Records follow. Copy every line with "Wrap".
========================
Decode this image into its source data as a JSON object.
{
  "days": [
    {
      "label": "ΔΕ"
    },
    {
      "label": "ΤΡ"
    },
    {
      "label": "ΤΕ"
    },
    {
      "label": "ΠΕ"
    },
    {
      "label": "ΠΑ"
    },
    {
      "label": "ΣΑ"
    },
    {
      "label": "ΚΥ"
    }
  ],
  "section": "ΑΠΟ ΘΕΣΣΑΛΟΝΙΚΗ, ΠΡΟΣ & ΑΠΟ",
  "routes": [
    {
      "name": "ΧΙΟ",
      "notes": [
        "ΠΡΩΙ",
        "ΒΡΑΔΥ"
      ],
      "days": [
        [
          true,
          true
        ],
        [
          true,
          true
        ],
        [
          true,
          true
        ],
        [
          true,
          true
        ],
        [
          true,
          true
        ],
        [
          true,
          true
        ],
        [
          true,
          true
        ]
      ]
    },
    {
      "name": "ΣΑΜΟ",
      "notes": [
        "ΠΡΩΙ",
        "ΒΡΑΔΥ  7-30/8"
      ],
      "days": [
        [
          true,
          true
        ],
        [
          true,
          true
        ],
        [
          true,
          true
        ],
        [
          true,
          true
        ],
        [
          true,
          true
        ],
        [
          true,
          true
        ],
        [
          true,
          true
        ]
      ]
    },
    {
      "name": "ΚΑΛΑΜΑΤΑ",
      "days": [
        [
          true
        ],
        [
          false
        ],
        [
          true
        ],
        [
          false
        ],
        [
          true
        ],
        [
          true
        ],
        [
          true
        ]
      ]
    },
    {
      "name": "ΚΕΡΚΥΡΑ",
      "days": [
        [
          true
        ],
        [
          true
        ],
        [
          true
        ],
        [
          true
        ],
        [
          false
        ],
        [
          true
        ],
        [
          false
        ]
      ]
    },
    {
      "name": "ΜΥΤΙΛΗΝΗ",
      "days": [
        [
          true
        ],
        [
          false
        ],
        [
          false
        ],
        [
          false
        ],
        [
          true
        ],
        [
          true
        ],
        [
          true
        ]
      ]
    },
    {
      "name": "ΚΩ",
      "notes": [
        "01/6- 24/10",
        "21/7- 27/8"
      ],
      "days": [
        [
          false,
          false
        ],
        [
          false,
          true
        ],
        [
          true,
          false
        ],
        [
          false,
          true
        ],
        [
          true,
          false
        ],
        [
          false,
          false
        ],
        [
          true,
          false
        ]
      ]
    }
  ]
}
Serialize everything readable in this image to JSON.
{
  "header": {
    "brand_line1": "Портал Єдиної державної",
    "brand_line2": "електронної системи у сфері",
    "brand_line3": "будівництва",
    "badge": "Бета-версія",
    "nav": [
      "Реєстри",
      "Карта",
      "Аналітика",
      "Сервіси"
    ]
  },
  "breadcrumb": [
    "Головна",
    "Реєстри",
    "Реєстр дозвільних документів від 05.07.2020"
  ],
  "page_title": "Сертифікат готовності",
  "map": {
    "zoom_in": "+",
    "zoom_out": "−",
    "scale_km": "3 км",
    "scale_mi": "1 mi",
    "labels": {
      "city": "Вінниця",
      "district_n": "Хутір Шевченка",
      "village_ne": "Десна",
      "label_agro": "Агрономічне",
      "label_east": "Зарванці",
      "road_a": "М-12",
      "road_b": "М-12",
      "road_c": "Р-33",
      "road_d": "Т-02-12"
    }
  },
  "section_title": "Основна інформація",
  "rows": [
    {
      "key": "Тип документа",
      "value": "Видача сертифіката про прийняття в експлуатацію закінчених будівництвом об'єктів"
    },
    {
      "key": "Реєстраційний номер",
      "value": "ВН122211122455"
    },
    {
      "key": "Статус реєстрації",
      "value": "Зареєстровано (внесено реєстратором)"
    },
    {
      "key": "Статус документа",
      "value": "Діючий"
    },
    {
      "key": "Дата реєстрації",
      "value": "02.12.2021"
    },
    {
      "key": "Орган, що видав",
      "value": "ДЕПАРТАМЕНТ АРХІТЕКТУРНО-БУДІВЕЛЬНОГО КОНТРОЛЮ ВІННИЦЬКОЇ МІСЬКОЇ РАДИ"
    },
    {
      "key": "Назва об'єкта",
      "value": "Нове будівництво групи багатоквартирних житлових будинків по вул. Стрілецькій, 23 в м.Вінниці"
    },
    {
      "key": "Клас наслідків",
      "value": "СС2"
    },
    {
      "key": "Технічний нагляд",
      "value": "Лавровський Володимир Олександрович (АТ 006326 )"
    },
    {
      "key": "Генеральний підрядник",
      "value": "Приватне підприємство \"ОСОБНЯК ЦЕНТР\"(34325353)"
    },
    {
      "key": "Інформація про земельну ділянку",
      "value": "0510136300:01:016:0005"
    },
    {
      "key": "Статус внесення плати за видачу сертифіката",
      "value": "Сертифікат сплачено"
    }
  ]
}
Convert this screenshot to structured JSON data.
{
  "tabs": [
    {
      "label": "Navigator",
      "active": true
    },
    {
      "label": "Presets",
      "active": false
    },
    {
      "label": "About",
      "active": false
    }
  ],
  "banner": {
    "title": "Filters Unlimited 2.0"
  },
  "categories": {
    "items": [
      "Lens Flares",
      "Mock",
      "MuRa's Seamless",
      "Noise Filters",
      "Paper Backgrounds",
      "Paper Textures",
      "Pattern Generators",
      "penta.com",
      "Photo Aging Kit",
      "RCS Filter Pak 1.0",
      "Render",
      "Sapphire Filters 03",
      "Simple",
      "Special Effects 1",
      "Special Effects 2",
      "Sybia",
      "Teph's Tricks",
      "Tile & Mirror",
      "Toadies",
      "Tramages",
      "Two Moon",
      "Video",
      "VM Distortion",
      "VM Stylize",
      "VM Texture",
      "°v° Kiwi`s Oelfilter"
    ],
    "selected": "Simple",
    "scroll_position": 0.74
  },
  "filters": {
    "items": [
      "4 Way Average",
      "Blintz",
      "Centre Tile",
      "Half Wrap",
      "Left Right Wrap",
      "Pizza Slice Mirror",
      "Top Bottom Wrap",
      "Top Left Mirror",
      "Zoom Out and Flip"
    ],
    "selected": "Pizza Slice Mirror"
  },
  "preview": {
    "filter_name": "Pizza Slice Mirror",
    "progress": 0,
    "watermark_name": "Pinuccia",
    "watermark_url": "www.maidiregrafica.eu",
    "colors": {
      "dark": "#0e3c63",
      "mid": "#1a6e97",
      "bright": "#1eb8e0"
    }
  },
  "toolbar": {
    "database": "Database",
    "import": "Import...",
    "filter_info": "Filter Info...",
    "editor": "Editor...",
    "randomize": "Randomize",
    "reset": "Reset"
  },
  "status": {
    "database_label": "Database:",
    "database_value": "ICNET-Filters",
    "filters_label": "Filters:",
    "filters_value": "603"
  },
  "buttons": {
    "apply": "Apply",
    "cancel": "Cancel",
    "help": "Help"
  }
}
========================
- [Task answer]:
      "Half Wrap",
      "Left Right Wrap",
      "Top Bottom Wrap",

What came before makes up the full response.